§ **Provided text**
──────

MS Access : Average and Total Calculation in Single Query - database

INTRODUCTION TO DATABASE TABLE BEING USED -
I am working on a “Stock Market Prices” based Database Table. My table has got the data for the following FIELDS –
ID
SYMBOL
OPEN
HIGH
LOW
CLOSE
VOLUME
VOLUME CHANGE
VOLUME CHANGE %
OPEN_INT
SECTOR
TIMESTAMP
New data gets added to the table daily “Monday to Friday”, based on the stock market price changes for that day. The current requirement is based on the VOLUME field, which shows the volume traded for a particular stock on daily basis.
REQUIREMENT –
To get the Average and Total Volume for last 10,15 and 30 Days respectively.
METHOD USED CURRENTLY -
I created these 9 SEPARATE QUERIES in order to get my desired results –
First I have created these 3 queries to take out the most recent last 10,15 and 30 dates from the current table:
qryLast10DaysStored
qryLast15DaysStored
qryLast30DaysStored
Then I have created these 3 queries for getting the respective AVERAGES:
qrySymbolAvgVolume10Days
qrySymbolAvgVolume15Days
qrySymbolAvgVolume30Days
And then I have created these 3 queries for getting the respective TOTALS:
qrySymbolTotalVolume10Days
qrySymbolTotalVolume15Days
qrySymbolTotalVolume30Days
PROBLEM BEING FACED WITH CURRENT METHOD -
Now, my problem is that I have ended up having these so many different queries, whereas I wanted to get the output into One Single Query, as shown in the Snapshot of the Excel Sheet:
http://i49.tinypic.com/256tgcp.png
SOLUTION NEEDED -
Is there some way by which I can get these required fields into ONE SINGLE QUERY, so that I do not have to look into multiple places for the required fields? Can someone please tell me how to get all these separate queries into one -
A) Either by taking out or moving the results from these separate individual queries to one.
B) Or by making a new query which calculates all these fields within itself, so that these separate individual queries are no longer needed. This would be a better solution I think.
One Clarification about Dates –
Some friend might think why I used the method of using Top 10,15 and 30 for getting the last 10,15 and 30 Date Values. Why not I just used the PC Date for getting these values? Or used something like -
("VOLUME","tbl-B", "TimeStamp BETWEEN Date() - 10 AND Date()")

──────

§ **Collected data**
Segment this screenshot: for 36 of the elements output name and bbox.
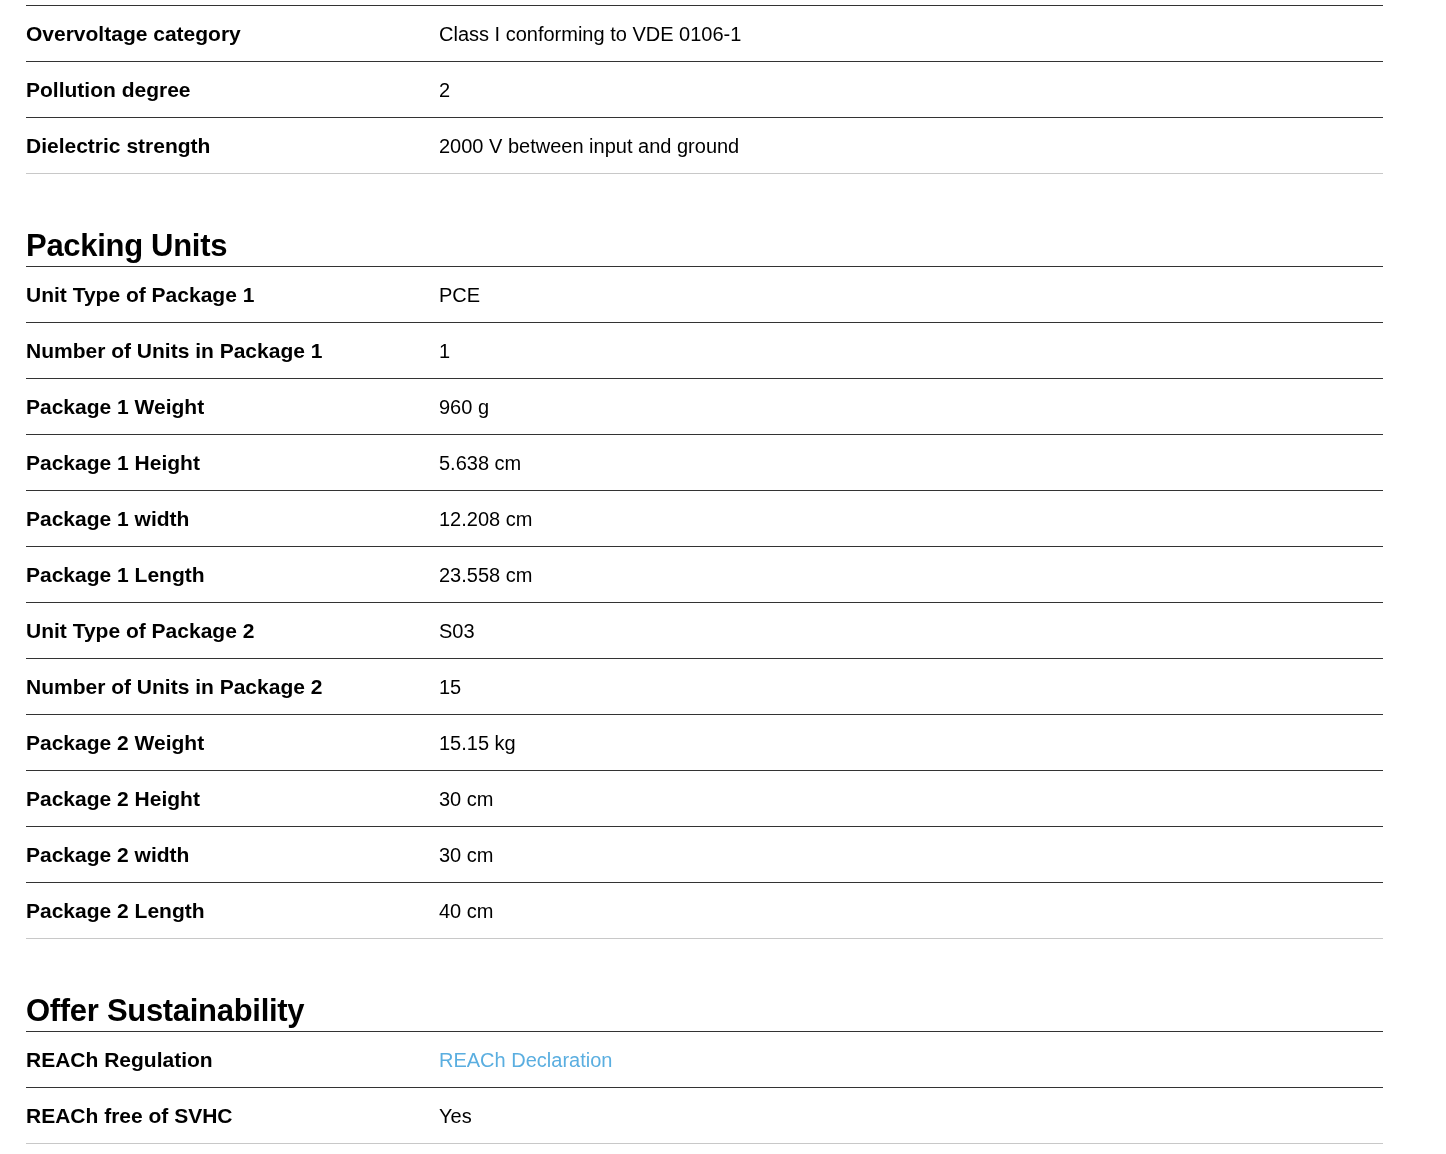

──────

§ **Set problem**
Extend the forum post about combining average and total volume queries in MS Access, picking up right after its final line. The material comes from a different source than the text.

§ **The result**
The answer is that I require my query to "Read" the date from the "TIMESTAMP" Field, and then perform its calculations accordingly for LAST / MOST RECENT "10 days, 15 days, 30 days” FOR WHICH THE DATA IS AVAILABLE IN THE TABLE, WITHOUT BOTHERING WHAT THE CURRENT DATE IS. It should not depend upon the current date in any way.
If there is any better method or more efficient way to create these queries, then please enlighten.

You have separate queries to compute 10DayTotalVolume and 10DayAvgVolume. I suspect you can compute both in one query, qry10DayVolumes.
SELECT
b.SYMBOL,
Sum(b.VOLUME) AS 10DayTotalVolume,
Avg(b.VOLUME) AS 10DayAvgVolume
FROM
[tbl-B] AS b INNER JOIN
qryLast10DaysStored AS q
ON b.TIMESTAMP = q.TIMESTAMP
GROUP BY b.SYMBOL;
However, that makes me wonder whether 10DayAvgVolume can ever be anything other than 10DayTotalVolume / 10
Similar considerations apply to the 15 and 30 day values.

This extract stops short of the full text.